**Task goal:**
Write out the records that appear below, verbatim and complete, but without pictures.

**Given data:**
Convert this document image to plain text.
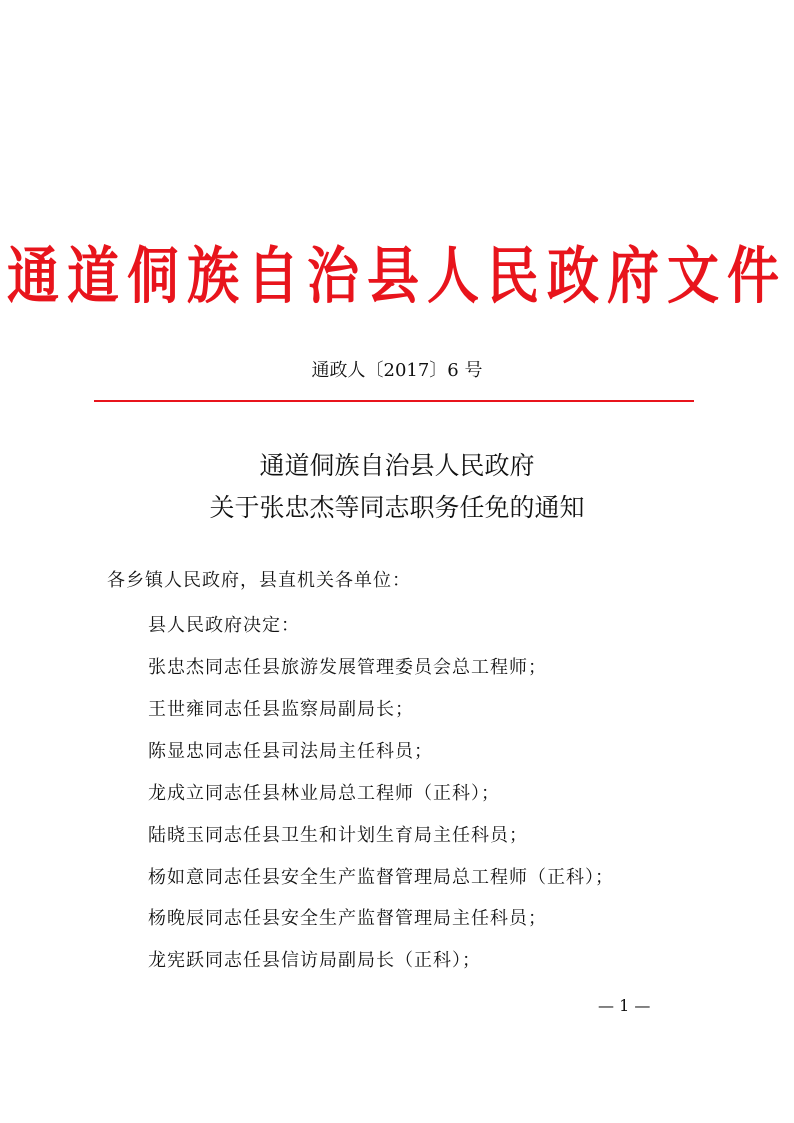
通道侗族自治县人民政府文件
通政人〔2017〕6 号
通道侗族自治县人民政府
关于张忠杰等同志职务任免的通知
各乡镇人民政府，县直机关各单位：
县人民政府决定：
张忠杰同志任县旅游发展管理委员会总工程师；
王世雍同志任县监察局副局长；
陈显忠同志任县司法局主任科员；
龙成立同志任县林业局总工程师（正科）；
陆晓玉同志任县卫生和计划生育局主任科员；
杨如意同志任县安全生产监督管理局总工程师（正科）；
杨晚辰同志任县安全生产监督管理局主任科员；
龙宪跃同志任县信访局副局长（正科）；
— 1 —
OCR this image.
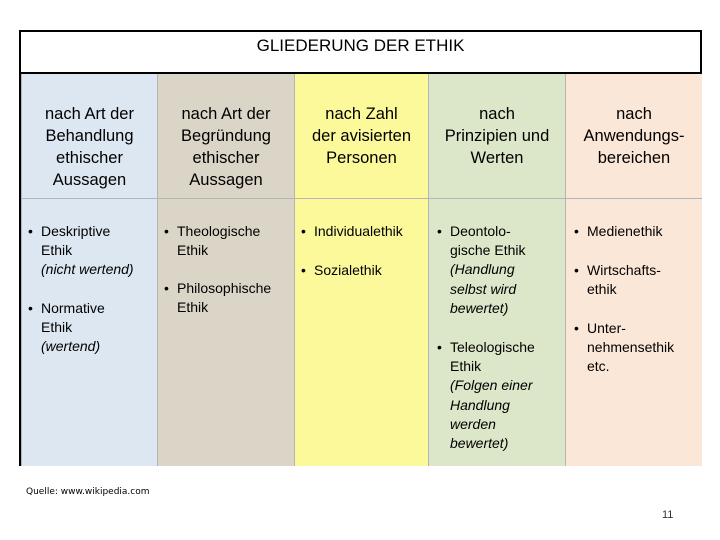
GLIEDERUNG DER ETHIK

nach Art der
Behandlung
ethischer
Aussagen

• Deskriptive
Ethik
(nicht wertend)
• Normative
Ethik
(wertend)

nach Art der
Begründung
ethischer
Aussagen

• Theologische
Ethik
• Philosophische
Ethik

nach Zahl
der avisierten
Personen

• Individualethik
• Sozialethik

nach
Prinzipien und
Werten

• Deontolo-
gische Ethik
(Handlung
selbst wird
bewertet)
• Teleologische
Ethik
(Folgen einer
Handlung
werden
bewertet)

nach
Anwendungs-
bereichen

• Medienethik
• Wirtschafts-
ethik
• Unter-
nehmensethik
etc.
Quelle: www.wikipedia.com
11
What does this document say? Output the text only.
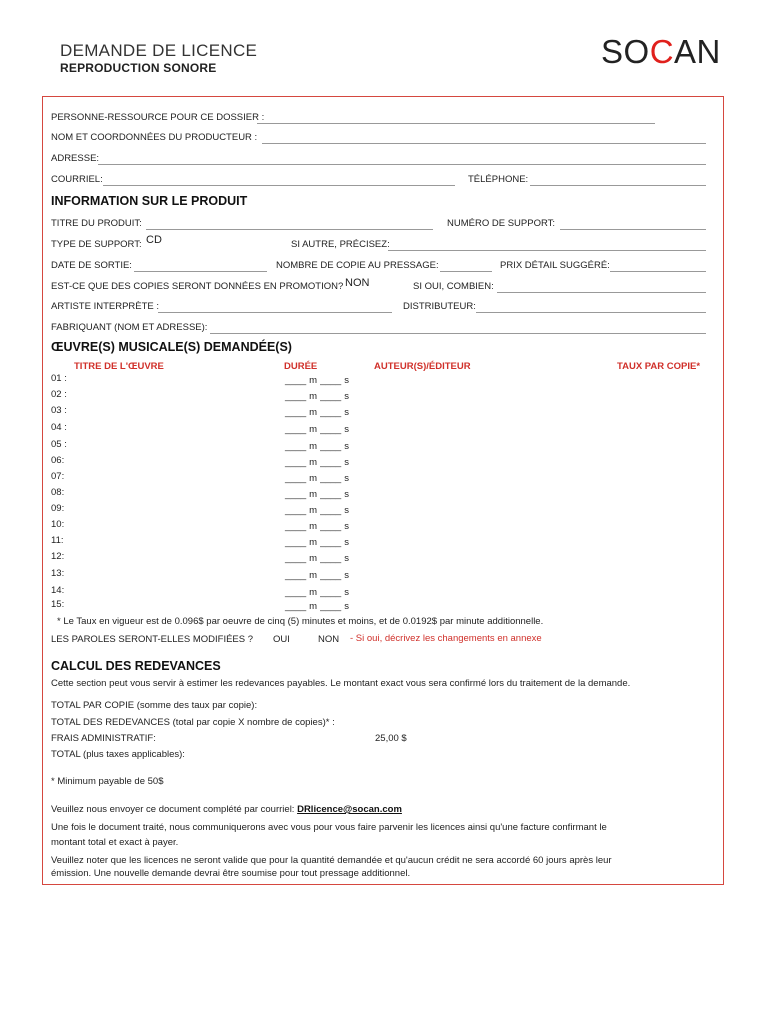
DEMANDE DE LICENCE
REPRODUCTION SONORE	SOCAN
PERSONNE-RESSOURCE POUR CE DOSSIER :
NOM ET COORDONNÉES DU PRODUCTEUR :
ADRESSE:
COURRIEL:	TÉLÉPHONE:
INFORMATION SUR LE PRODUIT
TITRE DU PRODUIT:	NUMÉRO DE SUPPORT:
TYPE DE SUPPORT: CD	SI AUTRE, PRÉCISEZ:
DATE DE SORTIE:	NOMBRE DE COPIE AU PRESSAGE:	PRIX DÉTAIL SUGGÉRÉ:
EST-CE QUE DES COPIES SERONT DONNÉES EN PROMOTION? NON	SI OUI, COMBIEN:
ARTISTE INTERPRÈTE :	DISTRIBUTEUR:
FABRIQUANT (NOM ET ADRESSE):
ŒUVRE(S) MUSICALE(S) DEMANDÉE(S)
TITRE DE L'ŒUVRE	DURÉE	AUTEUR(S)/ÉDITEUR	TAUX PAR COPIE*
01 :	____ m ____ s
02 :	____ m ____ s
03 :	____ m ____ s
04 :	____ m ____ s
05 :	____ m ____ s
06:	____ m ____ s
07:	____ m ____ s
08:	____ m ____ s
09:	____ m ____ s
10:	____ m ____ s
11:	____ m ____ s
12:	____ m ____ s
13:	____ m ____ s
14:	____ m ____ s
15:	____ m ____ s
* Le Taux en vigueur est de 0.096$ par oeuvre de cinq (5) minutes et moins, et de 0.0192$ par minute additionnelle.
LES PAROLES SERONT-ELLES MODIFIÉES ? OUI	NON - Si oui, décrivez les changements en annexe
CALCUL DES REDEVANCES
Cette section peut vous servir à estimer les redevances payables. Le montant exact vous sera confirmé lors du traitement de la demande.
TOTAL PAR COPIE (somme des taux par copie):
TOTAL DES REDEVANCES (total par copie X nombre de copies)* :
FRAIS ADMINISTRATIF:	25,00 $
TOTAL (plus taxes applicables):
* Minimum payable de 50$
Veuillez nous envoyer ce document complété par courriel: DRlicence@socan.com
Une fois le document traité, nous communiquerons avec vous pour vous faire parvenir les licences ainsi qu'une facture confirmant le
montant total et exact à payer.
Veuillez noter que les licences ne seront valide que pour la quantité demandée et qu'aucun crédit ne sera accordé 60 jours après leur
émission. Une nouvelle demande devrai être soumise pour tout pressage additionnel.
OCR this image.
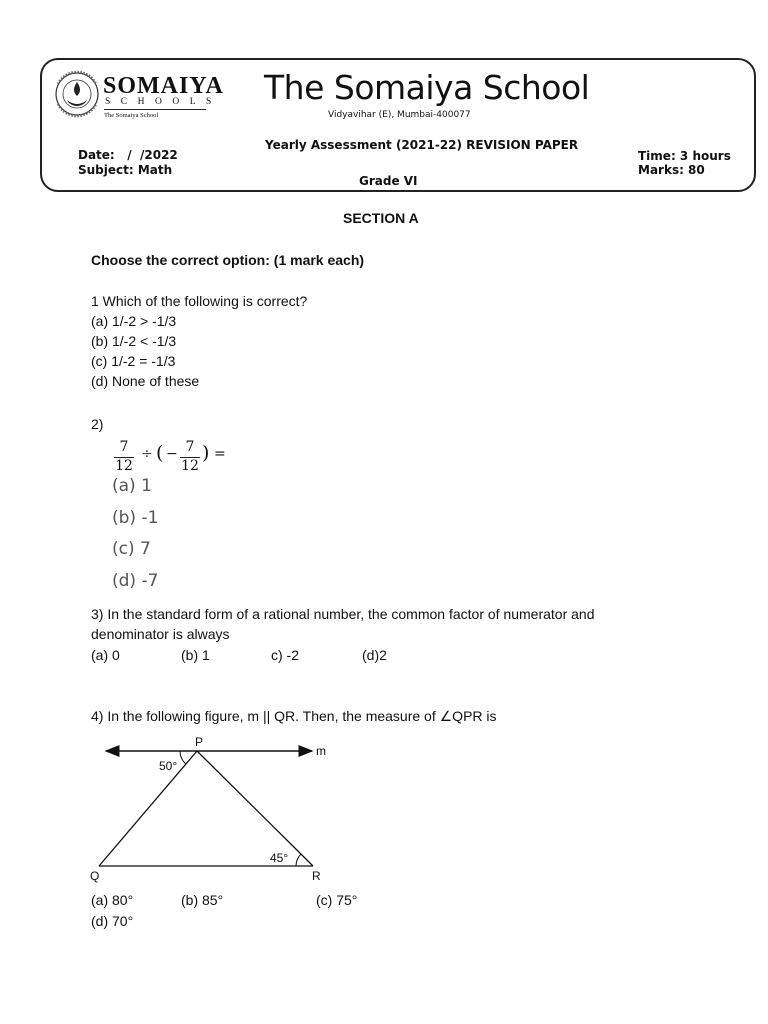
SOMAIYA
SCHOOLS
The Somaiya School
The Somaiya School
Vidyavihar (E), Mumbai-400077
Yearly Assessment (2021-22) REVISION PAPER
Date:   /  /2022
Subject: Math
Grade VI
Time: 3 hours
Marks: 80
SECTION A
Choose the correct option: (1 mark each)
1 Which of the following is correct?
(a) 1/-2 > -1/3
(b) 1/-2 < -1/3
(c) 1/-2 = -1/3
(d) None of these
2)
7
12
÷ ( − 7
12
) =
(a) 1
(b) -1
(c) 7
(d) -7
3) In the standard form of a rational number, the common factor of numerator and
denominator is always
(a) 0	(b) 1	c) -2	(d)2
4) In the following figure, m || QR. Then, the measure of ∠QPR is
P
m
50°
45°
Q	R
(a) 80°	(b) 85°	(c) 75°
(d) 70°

**Completed exercise:**
Convert this document image to plain text.
通道侗族自治县人民政府文件
通政人〔2017〕6 号
通道侗族自治县人民政府
关于张忠杰等同志职务任免的通知
各乡镇人民政府，县直机关各单位：
县人民政府决定：
张忠杰同志任县旅游发展管理委员会总工程师；
王世雍同志任县监察局副局长；
陈显忠同志任县司法局主任科员；
龙成立同志任县林业局总工程师（正科）；
陆晓玉同志任县卫生和计划生育局主任科员；
杨如意同志任县安全生产监督管理局总工程师（正科）；
杨晚辰同志任县安全生产监督管理局主任科员；
龙宪跃同志任县信访局副局长（正科）；
— 1 —
OCR this image.
GLIEDERUNG DER ETHIK

nach Art der
Behandlung
ethischer
Aussagen

• Deskriptive
Ethik
(nicht wertend)
• Normative
Ethik
(wertend)

nach Art der
Begründung
ethischer
Aussagen

• Theologische
Ethik
• Philosophische
Ethik

nach Zahl
der avisierten
Personen

• Individualethik
• Sozialethik

nach
Prinzipien und
Werten

• Deontolo-
gische Ethik
(Handlung
selbst wird
bewertet)
• Teleologische
Ethik
(Folgen einer
Handlung
werden
bewertet)

nach
Anwendungs-
bereichen

• Medienethik
• Wirtschafts-
ethik
• Unter-
nehmensethik
etc.
Quelle: www.wikipedia.com
11
What does this document say? Output the text only.
DEMANDE DE LICENCE
REPRODUCTION SONORE	SOCAN
PERSONNE-RESSOURCE POUR CE DOSSIER :
NOM ET COORDONNÉES DU PRODUCTEUR :
ADRESSE:
COURRIEL:	TÉLÉPHONE:
INFORMATION SUR LE PRODUIT
TITRE DU PRODUIT:	NUMÉRO DE SUPPORT:
TYPE DE SUPPORT: CD	SI AUTRE, PRÉCISEZ:
DATE DE SORTIE:	NOMBRE DE COPIE AU PRESSAGE:	PRIX DÉTAIL SUGGÉRÉ:
EST-CE QUE DES COPIES SERONT DONNÉES EN PROMOTION? NON	SI OUI, COMBIEN:
ARTISTE INTERPRÈTE :	DISTRIBUTEUR:
FABRIQUANT (NOM ET ADRESSE):
ŒUVRE(S) MUSICALE(S) DEMANDÉE(S)
TITRE DE L'ŒUVRE	DURÉE	AUTEUR(S)/ÉDITEUR	TAUX PAR COPIE*
01 :	____ m ____ s
02 :	____ m ____ s
03 :	____ m ____ s
04 :	____ m ____ s
05 :	____ m ____ s
06:	____ m ____ s
07:	____ m ____ s
08:	____ m ____ s
09:	____ m ____ s
10:	____ m ____ s
11:	____ m ____ s
12:	____ m ____ s
13:	____ m ____ s
14:	____ m ____ s
15:	____ m ____ s
* Le Taux en vigueur est de 0.096$ par oeuvre de cinq (5) minutes et moins, et de 0.0192$ par minute additionnelle.
LES PAROLES SERONT-ELLES MODIFIÉES ? OUI	NON - Si oui, décrivez les changements en annexe
CALCUL DES REDEVANCES
Cette section peut vous servir à estimer les redevances payables. Le montant exact vous sera confirmé lors du traitement de la demande.
TOTAL PAR COPIE (somme des taux par copie):
TOTAL DES REDEVANCES (total par copie X nombre de copies)* :
FRAIS ADMINISTRATIF:	25,00 $
TOTAL (plus taxes applicables):
* Minimum payable de 50$
Veuillez nous envoyer ce document complété par courriel: DRlicence@socan.com
Une fois le document traité, nous communiquerons avec vous pour vous faire parvenir les licences ainsi qu'une facture confirmant le
montant total et exact à payer.
Veuillez noter que les licences ne seront valide que pour la quantité demandée et qu'aucun crédit ne sera accordé 60 jours après leur
émission. Une nouvelle demande devrai être soumise pour tout pressage additionnel.
OCR this image.
SOMAIYA
SCHOOLS
The Somaiya School
The Somaiya School
Vidyavihar (E), Mumbai-400077
Yearly Assessment (2021-22) REVISION PAPER
Date:   /  /2022
Subject: Math
Grade VI
Time: 3 hours
Marks: 80
SECTION A
Choose the correct option: (1 mark each)
1 Which of the following is correct?
(a) 1/-2 > -1/3
(b) 1/-2 < -1/3
(c) 1/-2 = -1/3
(d) None of these
2)
7
12
÷ ( − 7
12
) =
(a) 1
(b) -1
(c) 7
(d) -7
3) In the standard form of a rational number, the common factor of numerator and
denominator is always
(a) 0	(b) 1	c) -2	(d)2
4) In the following figure, m || QR. Then, the measure of ∠QPR is
P
m
50°
45°
Q	R
(a) 80°	(b) 85°	(c) 75°
(d) 70°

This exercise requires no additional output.